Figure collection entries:
****************************************
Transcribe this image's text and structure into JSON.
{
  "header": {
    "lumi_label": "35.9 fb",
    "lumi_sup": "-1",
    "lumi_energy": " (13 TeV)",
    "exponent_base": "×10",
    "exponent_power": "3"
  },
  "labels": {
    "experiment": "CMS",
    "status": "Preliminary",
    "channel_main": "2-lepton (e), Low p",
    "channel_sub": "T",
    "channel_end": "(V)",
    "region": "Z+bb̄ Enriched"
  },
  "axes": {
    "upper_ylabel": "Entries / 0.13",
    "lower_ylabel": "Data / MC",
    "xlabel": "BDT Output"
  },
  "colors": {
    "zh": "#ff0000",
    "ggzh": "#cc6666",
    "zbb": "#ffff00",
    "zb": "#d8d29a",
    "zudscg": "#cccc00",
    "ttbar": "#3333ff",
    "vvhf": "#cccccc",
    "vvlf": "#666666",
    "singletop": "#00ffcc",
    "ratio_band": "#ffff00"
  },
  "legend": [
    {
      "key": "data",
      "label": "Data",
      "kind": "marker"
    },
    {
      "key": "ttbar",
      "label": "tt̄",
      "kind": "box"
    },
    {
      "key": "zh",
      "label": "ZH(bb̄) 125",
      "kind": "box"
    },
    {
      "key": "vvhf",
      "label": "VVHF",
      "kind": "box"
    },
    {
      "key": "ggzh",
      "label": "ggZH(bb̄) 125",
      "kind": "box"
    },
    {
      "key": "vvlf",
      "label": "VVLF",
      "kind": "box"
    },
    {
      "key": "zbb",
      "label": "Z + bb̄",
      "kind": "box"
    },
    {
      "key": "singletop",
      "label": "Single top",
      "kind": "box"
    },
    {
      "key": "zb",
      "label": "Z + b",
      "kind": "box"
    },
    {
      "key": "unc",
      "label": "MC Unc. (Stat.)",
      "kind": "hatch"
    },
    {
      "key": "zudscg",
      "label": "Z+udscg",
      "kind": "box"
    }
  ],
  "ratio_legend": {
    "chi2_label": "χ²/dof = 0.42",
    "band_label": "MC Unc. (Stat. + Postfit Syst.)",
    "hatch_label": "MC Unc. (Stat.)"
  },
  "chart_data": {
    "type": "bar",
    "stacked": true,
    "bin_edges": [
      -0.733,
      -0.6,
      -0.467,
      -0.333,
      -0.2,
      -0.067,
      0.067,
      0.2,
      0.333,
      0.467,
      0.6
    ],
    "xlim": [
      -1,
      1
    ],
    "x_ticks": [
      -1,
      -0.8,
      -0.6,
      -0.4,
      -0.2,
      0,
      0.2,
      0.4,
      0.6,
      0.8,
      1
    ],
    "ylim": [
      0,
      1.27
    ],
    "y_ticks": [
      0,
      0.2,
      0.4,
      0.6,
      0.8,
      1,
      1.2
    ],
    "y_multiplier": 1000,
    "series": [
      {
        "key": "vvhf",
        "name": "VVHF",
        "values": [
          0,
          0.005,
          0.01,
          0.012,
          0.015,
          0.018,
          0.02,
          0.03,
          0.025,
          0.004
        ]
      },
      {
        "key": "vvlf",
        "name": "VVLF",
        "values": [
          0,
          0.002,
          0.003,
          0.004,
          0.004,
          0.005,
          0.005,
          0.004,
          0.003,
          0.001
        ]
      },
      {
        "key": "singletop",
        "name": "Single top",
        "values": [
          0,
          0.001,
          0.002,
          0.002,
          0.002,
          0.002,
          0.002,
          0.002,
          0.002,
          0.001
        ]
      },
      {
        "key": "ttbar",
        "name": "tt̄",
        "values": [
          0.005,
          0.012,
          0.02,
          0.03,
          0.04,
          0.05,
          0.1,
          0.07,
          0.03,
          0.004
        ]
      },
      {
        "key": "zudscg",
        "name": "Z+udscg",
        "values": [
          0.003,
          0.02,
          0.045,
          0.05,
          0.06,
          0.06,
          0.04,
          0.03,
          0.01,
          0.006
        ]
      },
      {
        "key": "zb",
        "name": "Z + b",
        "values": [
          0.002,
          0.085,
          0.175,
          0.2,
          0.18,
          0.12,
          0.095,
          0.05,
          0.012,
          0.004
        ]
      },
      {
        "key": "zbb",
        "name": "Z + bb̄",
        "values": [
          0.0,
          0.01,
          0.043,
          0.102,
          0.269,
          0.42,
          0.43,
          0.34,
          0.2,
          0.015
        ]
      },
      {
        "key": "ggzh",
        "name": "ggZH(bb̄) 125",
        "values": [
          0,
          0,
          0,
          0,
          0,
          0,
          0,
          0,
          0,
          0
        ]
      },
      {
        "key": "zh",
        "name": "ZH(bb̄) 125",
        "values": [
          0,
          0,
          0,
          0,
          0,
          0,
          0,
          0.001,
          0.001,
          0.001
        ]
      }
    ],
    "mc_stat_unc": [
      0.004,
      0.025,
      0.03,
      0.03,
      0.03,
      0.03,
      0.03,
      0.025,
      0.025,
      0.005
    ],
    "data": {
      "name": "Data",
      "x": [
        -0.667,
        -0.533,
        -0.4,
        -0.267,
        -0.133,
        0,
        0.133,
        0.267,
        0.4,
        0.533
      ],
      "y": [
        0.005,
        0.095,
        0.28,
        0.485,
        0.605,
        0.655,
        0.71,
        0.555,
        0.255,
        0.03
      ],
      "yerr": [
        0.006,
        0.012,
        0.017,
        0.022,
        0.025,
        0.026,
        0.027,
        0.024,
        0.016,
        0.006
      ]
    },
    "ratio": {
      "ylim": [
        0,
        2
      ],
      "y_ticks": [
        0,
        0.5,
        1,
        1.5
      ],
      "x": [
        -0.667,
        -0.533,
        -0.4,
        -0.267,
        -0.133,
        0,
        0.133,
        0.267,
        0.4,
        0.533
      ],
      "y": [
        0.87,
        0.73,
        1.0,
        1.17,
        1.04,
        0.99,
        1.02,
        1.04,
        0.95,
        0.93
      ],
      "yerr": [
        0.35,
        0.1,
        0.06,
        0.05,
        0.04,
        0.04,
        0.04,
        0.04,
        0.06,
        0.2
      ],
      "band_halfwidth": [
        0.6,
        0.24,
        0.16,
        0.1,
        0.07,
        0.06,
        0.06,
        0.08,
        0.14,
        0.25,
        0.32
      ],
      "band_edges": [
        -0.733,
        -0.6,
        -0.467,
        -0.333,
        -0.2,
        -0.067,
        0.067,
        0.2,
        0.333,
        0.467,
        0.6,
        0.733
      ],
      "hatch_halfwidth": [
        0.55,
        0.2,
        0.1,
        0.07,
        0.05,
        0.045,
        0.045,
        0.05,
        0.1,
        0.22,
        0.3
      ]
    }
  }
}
****************************************
Recopy the entries above exactly, with every line included.

Response to this task:
Transcribe this image's text and structure into JSON.
{
  "header": {
    "lumi_label": "35.9 fb",
    "lumi_sup": "-1",
    "lumi_energy": " (13 TeV)",
    "exponent_base": "×10",
    "exponent_power": "3"
  },
  "labels": {
    "experiment": "CMS",
    "status": "Preliminary",
    "channel_main": "2-lepton (e), Low p",
    "channel_sub": "T",
    "channel_end": "(V)",
    "region": "Z+bb̄ Enriched"
  },
  "axes": {
    "upper_ylabel": "Entries / 0.13",
    "lower_ylabel": "Data / MC",
    "xlabel": "BDT Output"
  },
  "colors": {
    "zh": "#ff0000",
    "ggzh": "#cc6666",
    "zbb": "#ffff00",
    "zb": "#d8d29a",
    "zudscg": "#cccc00",
    "ttbar": "#3333ff",
    "vvhf": "#cccccc",
    "vvlf": "#666666",
    "singletop": "#00ffcc",
    "ratio_band": "#ffff00"
  },
  "legend": [
    {
      "key": "data",
      "label": "Data",
      "kind": "marker"
    },
    {
      "key": "ttbar",
      "label": "tt̄",
      "kind": "box"
    },
    {
      "key": "zh",
      "label": "ZH(bb̄) 125",
      "kind": "box"
    },
    {
      "key": "vvhf",
      "label": "VVHF",
      "kind": "box"
    },
    {
      "key": "ggzh",
      "label": "ggZH(bb̄) 125",
      "kind": "box"
    },
    {
      "key": "vvlf",
      "label": "VVLF",
      "kind": "box"
    },
    {
      "key": "zbb",
      "label": "Z + bb̄",
      "kind": "box"
    },
    {
      "key": "singletop",
      "label": "Single top",
      "kind": "box"
    },
    {
      "key": "zb",
      "label": "Z + b",
      "kind": "box"
    },
    {
      "key": "unc",
      "label": "MC Unc. (Stat.)",
      "kind": "hatch"
    },
    {
      "key": "zudscg",
      "label": "Z+udscg",
      "kind": "box"
    }
  ],
  "ratio_legend": {
    "chi2_label": "χ²/dof = 0.42",
    "band_label": "MC Unc. (Stat. + Postfit Syst.)",
    "hatch_label": "MC Unc. (Stat.)"
  },
  "chart_data": {
    "type": "bar",
    "stacked": true,
    "bin_edges": [
      -0.733,
      -0.6,
      -0.467,
      -0.333,
      -0.2,
      -0.067,
      0.067,
      0.2,
      0.333,
      0.467,
      0.6
    ],
    "xlim": [
      -1,
      1
    ],
    "x_ticks": [
      -1,
      -0.8,
      -0.6,
      -0.4,
      -0.2,
      0,
      0.2,
      0.4,
      0.6,
      0.8,
      1
    ],
    "ylim": [
      0,
      1.27
    ],
    "y_ticks": [
      0,
      0.2,
      0.4,
      0.6,
      0.8,
      1,
      1.2
    ],
    "y_multiplier": 1000,
    "series": [
      {
        "key": "vvhf",
        "name": "VVHF",
        "values": [
          0,
          0.005,
          0.01,
          0.012,
          0.015,
          0.018,
          0.02,
          0.03,
          0.025,
          0.004
        ]
      },
      {
        "key": "vvlf",
        "name": "VVLF",
        "values": [
          0,
          0.002,
          0.003,
          0.004,
          0.004,
          0.005,
          0.005,
          0.004,
          0.003,
          0.001
        ]
      },
      {
        "key": "singletop",
        "name": "Single top",
        "values": [
          0,
          0.001,
          0.002,
          0.002,
          0.002,
          0.002,
          0.002,
          0.002,
          0.002,
          0.001
        ]
      },
      {
        "key": "ttbar",
        "name": "tt̄",
        "values": [
          0.005,
          0.012,
          0.02,
          0.03,
          0.04,
          0.05,
          0.1,
          0.07,
          0.03,
          0.004
        ]
      },
      {
        "key": "zudscg",
        "name": "Z+udscg",
        "values": [
          0.003,
          0.02,
          0.045,
          0.05,
          0.06,
          0.06,
          0.04,
          0.03,
          0.01,
          0.006
        ]
      },
      {
        "key": "zb",
        "name": "Z + b",
        "values": [
          0.002,
          0.085,
          0.175,
          0.2,
          0.18,
          0.12,
          0.095,
          0.05,
          0.012,
          0.004
        ]
      },
      {
        "key": "zbb",
        "name": "Z + bb̄",
        "values": [
          0.0,
          0.01,
          0.043,
          0.102,
          0.269,
          0.42,
          0.43,
          0.34,
          0.2,
          0.015
        ]
      },
      {
        "key": "ggzh",
        "name": "ggZH(bb̄) 125",
        "values": [
          0,
          0,
          0,
          0,
          0,
          0,
          0,
          0,
          0,
          0
        ]
      },
      {
        "key": "zh",
        "name": "ZH(bb̄) 125",
        "values": [
          0,
          0,
          0,
          0,
          0,
          0,
          0,
          0.001,
          0.001,
          0.001
        ]
      }
    ],
    "mc_stat_unc": [
      0.004,
      0.025,
      0.03,
      0.03,
      0.03,
      0.03,
      0.03,
      0.025,
      0.025,
      0.005
    ],
    "data": {
      "name": "Data",
      "x": [
        -0.667,
        -0.533,
        -0.4,
        -0.267,
        -0.133,
        0,
        0.133,
        0.267,
        0.4,
        0.533
      ],
      "y": [
        0.005,
        0.095,
        0.28,
        0.485,
        0.605,
        0.655,
        0.71,
        0.555,
        0.255,
        0.03
      ],
      "yerr": [
        0.006,
        0.012,
        0.017,
        0.022,
        0.025,
        0.026,
        0.027,
        0.024,
        0.016,
        0.006
      ]
    },
    "ratio": {
      "ylim": [
        0,
        2
      ],
      "y_ticks": [
        0,
        0.5,
        1,
        1.5
      ],
      "x": [
        -0.667,
        -0.533,
        -0.4,
        -0.267,
        -0.133,
        0,
        0.133,
        0.267,
        0.4,
        0.533
      ],
      "y": [
        0.87,
        0.73,
        1.0,
        1.17,
        1.04,
        0.99,
        1.02,
        1.04,
        0.95,
        0.93
      ],
      "yerr": [
        0.35,
        0.1,
        0.06,
        0.05,
        0.04,
        0.04,
        0.04,
        0.04,
        0.06,
        0.2
      ],
      "band_halfwidth": [
        0.6,
        0.24,
        0.16,
        0.1,
        0.07,
        0.06,
        0.06,
        0.08,
        0.14,
        0.25,
        0.32
      ],
      "band_edges": [
        -0.733,
        -0.6,
        -0.467,
        -0.333,
        -0.2,
        -0.067,
        0.067,
        0.2,
        0.333,
        0.467,
        0.6,
        0.733
      ],
      "hatch_halfwidth": [
        0.55,
        0.2,
        0.1,
        0.07,
        0.05,
        0.045,
        0.045,
        0.05,
        0.1,
        0.22,
        0.3
      ]
    }
  }
}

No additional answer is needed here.